*REQUEST*. Output the records exactly as they appear, with no pictures included.

*DATA LISTING*.
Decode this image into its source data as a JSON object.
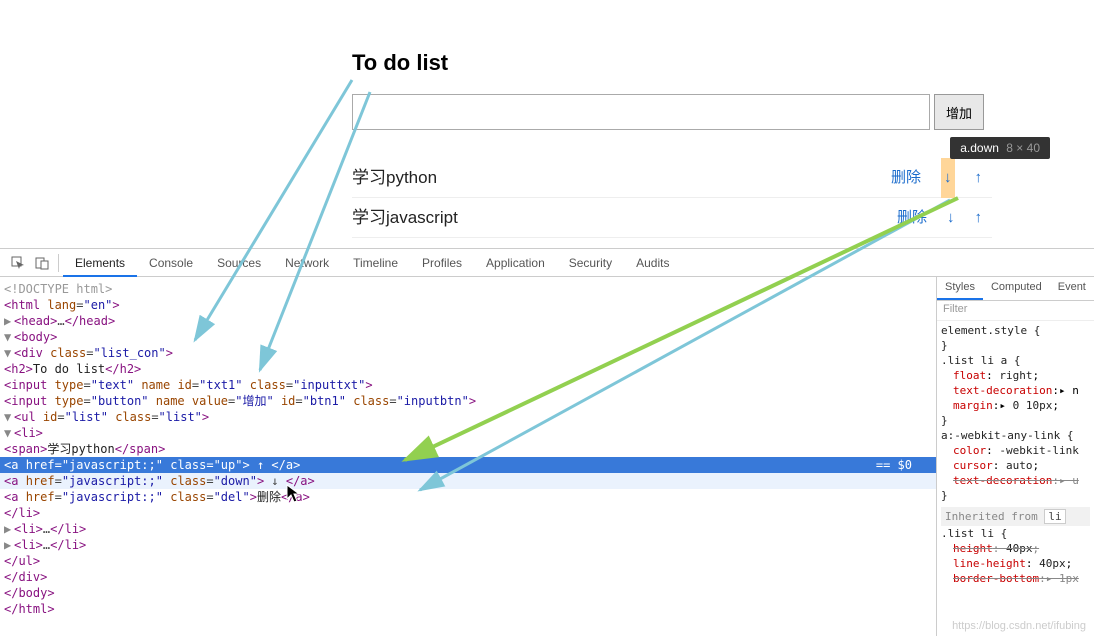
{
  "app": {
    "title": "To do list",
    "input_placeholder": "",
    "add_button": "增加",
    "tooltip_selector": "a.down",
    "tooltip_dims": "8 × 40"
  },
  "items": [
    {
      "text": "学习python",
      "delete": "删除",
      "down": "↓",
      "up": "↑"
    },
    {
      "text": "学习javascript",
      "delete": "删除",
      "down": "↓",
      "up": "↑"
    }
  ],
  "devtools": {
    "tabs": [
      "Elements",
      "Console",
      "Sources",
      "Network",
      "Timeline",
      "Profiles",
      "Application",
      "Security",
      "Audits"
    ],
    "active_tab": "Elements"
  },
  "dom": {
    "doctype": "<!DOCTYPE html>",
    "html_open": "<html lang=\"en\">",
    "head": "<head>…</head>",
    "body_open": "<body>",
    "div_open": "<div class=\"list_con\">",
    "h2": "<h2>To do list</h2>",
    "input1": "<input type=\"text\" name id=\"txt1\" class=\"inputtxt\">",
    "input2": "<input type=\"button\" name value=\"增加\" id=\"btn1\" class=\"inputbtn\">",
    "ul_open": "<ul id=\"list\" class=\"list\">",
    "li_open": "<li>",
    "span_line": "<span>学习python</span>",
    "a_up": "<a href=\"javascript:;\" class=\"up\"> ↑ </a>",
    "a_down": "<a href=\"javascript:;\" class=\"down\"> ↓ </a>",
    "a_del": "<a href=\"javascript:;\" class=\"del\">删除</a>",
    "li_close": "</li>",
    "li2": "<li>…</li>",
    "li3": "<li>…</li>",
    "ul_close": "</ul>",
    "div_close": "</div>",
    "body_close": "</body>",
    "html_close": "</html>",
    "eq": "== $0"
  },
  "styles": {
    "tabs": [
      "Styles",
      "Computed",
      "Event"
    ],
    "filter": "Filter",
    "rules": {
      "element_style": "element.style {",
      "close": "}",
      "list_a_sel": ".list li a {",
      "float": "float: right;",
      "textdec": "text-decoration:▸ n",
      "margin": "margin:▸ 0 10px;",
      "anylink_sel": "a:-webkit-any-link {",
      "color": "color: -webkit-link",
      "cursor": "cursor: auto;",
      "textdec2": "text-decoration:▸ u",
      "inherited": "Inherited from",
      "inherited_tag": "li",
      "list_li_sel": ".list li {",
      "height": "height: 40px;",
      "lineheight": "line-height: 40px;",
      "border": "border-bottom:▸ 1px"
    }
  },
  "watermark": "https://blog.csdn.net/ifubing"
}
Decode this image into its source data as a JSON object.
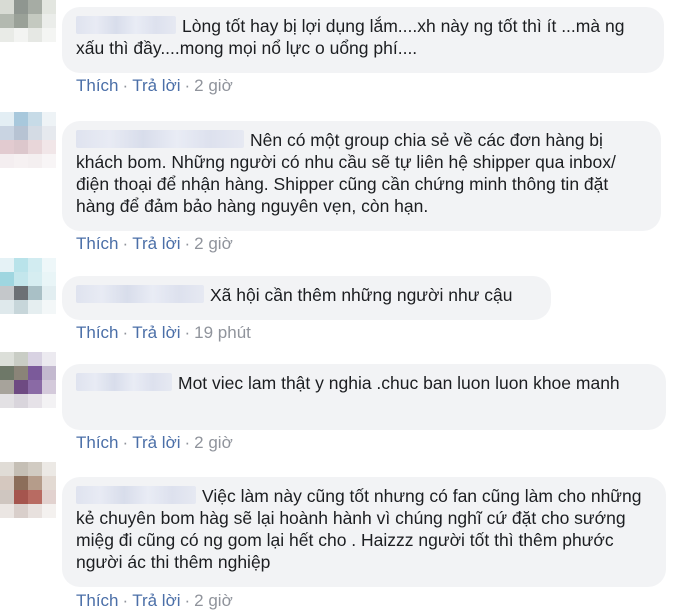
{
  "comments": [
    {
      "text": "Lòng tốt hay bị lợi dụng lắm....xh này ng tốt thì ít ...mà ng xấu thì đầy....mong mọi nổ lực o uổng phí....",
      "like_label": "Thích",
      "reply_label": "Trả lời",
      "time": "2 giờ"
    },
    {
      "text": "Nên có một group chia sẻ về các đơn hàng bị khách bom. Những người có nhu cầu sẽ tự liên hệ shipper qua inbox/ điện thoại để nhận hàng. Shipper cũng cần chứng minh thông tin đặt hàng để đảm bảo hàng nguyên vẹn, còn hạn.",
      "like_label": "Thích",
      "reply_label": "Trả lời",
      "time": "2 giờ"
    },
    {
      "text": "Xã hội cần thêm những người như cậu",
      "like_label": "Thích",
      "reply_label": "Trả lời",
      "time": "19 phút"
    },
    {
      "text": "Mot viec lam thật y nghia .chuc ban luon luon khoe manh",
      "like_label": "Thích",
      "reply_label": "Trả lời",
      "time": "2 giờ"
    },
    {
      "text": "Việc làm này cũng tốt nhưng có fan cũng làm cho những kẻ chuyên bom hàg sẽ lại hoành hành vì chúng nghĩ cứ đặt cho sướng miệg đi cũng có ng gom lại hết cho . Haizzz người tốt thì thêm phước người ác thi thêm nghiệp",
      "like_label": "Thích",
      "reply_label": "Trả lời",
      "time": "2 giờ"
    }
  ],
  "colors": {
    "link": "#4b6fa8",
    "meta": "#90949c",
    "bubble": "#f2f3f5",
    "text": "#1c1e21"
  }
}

*SOLVED PROBLEM*.
Decode this image into its source data as a JSON object.
{
  "app": {
    "title": "To do list",
    "input_placeholder": "",
    "add_button": "增加",
    "tooltip_selector": "a.down",
    "tooltip_dims": "8 × 40"
  },
  "items": [
    {
      "text": "学习python",
      "delete": "删除",
      "down": "↓",
      "up": "↑"
    },
    {
      "text": "学习javascript",
      "delete": "删除",
      "down": "↓",
      "up": "↑"
    }
  ],
  "devtools": {
    "tabs": [
      "Elements",
      "Console",
      "Sources",
      "Network",
      "Timeline",
      "Profiles",
      "Application",
      "Security",
      "Audits"
    ],
    "active_tab": "Elements"
  },
  "dom": {
    "doctype": "<!DOCTYPE html>",
    "html_open": "<html lang=\"en\">",
    "head": "<head>…</head>",
    "body_open": "<body>",
    "div_open": "<div class=\"list_con\">",
    "h2": "<h2>To do list</h2>",
    "input1": "<input type=\"text\" name id=\"txt1\" class=\"inputtxt\">",
    "input2": "<input type=\"button\" name value=\"增加\" id=\"btn1\" class=\"inputbtn\">",
    "ul_open": "<ul id=\"list\" class=\"list\">",
    "li_open": "<li>",
    "span_line": "<span>学习python</span>",
    "a_up": "<a href=\"javascript:;\" class=\"up\"> ↑ </a>",
    "a_down": "<a href=\"javascript:;\" class=\"down\"> ↓ </a>",
    "a_del": "<a href=\"javascript:;\" class=\"del\">删除</a>",
    "li_close": "</li>",
    "li2": "<li>…</li>",
    "li3": "<li>…</li>",
    "ul_close": "</ul>",
    "div_close": "</div>",
    "body_close": "</body>",
    "html_close": "</html>",
    "eq": "== $0"
  },
  "styles": {
    "tabs": [
      "Styles",
      "Computed",
      "Event"
    ],
    "filter": "Filter",
    "rules": {
      "element_style": "element.style {",
      "close": "}",
      "list_a_sel": ".list li a {",
      "float": "float: right;",
      "textdec": "text-decoration:▸ n",
      "margin": "margin:▸ 0 10px;",
      "anylink_sel": "a:-webkit-any-link {",
      "color": "color: -webkit-link",
      "cursor": "cursor: auto;",
      "textdec2": "text-decoration:▸ u",
      "inherited": "Inherited from",
      "inherited_tag": "li",
      "list_li_sel": ".list li {",
      "height": "height: 40px;",
      "lineheight": "line-height: 40px;",
      "border": "border-bottom:▸ 1px"
    }
  },
  "watermark": "https://blog.csdn.net/ifubing"
}
Decode this image into its source data as a JSON object.
{
  "comments": [
    {
      "text": "Lòng tốt hay bị lợi dụng lắm....xh này ng tốt thì ít ...mà ng xấu thì đầy....mong mọi nổ lực o uổng phí....",
      "like_label": "Thích",
      "reply_label": "Trả lời",
      "time": "2 giờ"
    },
    {
      "text": "Nên có một group chia sẻ về các đơn hàng bị khách bom. Những người có nhu cầu sẽ tự liên hệ shipper qua inbox/ điện thoại để nhận hàng. Shipper cũng cần chứng minh thông tin đặt hàng để đảm bảo hàng nguyên vẹn, còn hạn.",
      "like_label": "Thích",
      "reply_label": "Trả lời",
      "time": "2 giờ"
    },
    {
      "text": "Xã hội cần thêm những người như cậu",
      "like_label": "Thích",
      "reply_label": "Trả lời",
      "time": "19 phút"
    },
    {
      "text": "Mot viec lam thật y nghia .chuc ban luon luon khoe manh",
      "like_label": "Thích",
      "reply_label": "Trả lời",
      "time": "2 giờ"
    },
    {
      "text": "Việc làm này cũng tốt nhưng có fan cũng làm cho những kẻ chuyên bom hàg sẽ lại hoành hành vì chúng nghĩ cứ đặt cho sướng miệg đi cũng có ng gom lại hết cho . Haizzz người tốt thì thêm phước người ác thi thêm nghiệp",
      "like_label": "Thích",
      "reply_label": "Trả lời",
      "time": "2 giờ"
    }
  ],
  "colors": {
    "link": "#4b6fa8",
    "meta": "#90949c",
    "bubble": "#f2f3f5",
    "text": "#1c1e21"
  }
}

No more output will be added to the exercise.